▸ Aim: Return the lines beginning at the one that contains "Enumerate this screenshot's" and continuing to the end of the entries, including both ends, exactly as written and nothing else.

Rows from a dataset:
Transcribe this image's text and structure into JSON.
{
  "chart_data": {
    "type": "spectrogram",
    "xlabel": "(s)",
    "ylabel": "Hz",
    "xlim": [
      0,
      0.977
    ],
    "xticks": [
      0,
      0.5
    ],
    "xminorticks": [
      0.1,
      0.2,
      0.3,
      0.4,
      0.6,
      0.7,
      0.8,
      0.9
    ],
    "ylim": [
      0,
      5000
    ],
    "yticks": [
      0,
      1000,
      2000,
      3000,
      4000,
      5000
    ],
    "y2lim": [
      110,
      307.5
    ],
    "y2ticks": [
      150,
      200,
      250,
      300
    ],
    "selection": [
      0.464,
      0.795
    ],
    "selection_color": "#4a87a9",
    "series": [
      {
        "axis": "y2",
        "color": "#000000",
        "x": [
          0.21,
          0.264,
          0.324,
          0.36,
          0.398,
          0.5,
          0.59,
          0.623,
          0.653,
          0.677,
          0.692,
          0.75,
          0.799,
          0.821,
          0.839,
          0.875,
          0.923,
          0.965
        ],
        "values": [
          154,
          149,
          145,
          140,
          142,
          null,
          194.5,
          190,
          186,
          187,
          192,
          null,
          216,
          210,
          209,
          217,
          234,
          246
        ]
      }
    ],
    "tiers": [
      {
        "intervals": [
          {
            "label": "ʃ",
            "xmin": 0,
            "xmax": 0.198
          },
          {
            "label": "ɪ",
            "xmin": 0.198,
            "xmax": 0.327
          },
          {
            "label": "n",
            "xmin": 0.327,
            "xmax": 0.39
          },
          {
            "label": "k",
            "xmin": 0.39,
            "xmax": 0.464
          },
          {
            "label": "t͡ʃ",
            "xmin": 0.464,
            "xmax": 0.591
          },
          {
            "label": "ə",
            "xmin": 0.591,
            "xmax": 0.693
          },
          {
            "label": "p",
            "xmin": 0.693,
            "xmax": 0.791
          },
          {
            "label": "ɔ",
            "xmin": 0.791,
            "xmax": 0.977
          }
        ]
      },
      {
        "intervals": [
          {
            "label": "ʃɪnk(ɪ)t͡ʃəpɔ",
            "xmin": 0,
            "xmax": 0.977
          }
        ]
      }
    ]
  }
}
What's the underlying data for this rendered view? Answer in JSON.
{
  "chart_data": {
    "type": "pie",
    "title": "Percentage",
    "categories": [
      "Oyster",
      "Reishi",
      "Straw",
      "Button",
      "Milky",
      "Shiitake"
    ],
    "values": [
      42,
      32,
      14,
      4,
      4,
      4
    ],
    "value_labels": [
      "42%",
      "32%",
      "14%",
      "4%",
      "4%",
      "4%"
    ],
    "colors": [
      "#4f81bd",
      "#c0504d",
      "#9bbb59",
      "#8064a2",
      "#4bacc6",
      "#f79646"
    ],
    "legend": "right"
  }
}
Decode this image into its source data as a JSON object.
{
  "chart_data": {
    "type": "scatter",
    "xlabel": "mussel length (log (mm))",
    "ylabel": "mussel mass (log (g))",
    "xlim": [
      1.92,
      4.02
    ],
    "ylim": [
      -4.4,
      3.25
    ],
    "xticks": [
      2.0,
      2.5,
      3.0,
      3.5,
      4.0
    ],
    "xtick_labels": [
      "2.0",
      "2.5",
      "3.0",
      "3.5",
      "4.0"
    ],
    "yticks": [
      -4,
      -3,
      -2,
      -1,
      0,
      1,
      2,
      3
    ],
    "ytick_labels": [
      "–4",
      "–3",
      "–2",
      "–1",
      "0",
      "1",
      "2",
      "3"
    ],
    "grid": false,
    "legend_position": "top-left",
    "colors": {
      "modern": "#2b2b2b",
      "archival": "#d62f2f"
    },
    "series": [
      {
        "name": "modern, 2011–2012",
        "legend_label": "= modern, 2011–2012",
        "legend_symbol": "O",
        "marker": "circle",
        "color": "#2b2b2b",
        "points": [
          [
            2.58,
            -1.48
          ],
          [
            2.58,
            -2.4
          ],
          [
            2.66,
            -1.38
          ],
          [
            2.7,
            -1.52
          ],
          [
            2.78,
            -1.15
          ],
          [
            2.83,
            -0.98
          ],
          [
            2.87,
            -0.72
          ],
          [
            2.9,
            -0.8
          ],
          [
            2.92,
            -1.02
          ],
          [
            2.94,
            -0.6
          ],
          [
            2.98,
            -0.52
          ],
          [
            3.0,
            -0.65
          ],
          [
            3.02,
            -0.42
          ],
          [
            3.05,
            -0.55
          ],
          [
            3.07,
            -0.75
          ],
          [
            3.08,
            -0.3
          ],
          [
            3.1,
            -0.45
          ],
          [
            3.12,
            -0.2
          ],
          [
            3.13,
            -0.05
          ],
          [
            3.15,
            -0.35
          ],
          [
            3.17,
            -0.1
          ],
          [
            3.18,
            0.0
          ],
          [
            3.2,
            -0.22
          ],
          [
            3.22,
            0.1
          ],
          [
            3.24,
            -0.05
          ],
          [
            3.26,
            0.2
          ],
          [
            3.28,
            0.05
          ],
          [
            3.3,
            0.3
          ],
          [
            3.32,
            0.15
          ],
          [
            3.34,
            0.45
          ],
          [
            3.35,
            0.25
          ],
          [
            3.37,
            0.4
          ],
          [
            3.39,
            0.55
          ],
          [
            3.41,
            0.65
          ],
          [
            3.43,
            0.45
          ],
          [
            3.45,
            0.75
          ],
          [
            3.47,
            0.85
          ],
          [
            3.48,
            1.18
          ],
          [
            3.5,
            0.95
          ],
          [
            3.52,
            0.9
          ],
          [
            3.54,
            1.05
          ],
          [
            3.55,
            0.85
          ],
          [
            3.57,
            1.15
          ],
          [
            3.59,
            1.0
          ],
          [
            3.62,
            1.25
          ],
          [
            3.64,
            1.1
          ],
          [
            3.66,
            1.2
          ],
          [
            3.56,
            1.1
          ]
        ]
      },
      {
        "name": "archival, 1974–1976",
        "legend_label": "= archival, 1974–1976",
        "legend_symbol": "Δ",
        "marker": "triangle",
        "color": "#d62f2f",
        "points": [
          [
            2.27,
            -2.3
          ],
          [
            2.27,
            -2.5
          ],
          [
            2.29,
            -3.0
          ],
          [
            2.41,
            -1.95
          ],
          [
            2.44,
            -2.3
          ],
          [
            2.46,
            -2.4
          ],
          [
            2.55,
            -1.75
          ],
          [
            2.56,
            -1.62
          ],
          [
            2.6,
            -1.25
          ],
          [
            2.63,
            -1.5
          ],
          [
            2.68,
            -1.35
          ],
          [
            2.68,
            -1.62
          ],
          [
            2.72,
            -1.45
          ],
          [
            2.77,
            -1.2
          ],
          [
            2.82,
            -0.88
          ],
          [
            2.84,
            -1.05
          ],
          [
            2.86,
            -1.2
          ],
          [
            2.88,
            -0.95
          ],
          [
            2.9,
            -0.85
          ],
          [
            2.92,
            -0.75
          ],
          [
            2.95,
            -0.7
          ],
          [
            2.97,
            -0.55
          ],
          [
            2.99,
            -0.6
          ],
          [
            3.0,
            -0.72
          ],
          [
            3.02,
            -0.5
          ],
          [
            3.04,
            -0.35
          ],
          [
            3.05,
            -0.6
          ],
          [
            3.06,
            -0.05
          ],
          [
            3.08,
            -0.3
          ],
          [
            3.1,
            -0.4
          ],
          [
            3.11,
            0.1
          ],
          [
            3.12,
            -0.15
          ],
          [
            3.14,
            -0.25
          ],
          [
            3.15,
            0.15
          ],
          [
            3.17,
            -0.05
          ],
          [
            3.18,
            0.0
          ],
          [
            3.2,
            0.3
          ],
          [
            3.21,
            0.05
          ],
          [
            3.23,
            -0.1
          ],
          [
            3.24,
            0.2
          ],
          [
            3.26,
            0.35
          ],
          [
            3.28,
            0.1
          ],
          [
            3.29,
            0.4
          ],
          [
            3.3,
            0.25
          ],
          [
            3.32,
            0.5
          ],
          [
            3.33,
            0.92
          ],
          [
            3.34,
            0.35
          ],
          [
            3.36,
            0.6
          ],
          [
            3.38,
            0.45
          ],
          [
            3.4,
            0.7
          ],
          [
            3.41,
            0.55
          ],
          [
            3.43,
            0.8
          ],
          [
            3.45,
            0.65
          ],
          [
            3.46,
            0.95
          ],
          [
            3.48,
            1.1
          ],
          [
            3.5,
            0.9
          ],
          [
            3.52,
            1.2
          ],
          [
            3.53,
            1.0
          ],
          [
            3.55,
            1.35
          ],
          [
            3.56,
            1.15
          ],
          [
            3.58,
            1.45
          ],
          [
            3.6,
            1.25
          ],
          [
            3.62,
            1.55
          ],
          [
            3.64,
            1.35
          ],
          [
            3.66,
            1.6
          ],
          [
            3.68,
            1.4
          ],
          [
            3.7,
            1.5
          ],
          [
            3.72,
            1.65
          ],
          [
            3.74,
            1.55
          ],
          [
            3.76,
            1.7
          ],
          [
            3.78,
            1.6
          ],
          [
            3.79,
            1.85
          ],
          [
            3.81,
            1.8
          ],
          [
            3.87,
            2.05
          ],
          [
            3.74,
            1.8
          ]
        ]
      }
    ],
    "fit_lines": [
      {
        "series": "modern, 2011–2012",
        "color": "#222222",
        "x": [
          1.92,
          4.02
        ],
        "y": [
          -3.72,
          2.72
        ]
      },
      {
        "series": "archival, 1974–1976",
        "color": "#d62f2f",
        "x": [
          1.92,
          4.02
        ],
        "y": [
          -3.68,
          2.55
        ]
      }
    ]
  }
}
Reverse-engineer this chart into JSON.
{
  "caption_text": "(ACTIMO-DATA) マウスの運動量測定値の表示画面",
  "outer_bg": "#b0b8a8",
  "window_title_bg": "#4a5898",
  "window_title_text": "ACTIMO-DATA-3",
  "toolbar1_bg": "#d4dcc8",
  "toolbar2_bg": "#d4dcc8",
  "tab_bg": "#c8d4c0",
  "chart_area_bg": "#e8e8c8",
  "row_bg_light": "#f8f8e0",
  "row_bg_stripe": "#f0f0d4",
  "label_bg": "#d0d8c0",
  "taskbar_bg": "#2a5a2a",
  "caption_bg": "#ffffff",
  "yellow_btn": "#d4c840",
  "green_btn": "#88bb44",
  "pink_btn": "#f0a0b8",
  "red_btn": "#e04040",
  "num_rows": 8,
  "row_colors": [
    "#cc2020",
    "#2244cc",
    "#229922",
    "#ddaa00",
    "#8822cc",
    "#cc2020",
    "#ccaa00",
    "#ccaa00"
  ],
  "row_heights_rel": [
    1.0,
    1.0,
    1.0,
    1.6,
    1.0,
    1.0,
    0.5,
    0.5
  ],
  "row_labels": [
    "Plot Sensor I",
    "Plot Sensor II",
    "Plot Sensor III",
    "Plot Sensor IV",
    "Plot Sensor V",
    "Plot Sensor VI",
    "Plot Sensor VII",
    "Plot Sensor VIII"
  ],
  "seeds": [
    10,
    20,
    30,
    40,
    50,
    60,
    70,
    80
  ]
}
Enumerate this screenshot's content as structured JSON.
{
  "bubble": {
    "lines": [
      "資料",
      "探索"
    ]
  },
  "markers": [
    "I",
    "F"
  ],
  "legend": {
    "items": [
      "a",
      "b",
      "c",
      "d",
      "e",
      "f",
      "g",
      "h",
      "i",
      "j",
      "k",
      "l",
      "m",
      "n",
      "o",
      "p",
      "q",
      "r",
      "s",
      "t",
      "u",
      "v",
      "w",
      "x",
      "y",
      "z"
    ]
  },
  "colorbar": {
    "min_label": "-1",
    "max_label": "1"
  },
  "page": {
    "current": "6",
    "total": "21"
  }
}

▸ Result of this task:
Enumerate this screenshot's content as structured JSON.
{
  "bubble": {
    "lines": [
      "資料",
      "探索"
    ]
  },
  "markers": [
    "I",
    "F"
  ],
  "legend": {
    "items": [
      "a",
      "b",
      "c",
      "d",
      "e",
      "f",
      "g",
      "h",
      "i",
      "j",
      "k",
      "l",
      "m",
      "n",
      "o",
      "p",
      "q",
      "r",
      "s",
      "t",
      "u",
      "v",
      "w",
      "x",
      "y",
      "z"
    ]
  },
  "colorbar": {
    "min_label": "-1",
    "max_label": "1"
  },
  "page": {
    "current": "6",
    "total": "21"
  }
}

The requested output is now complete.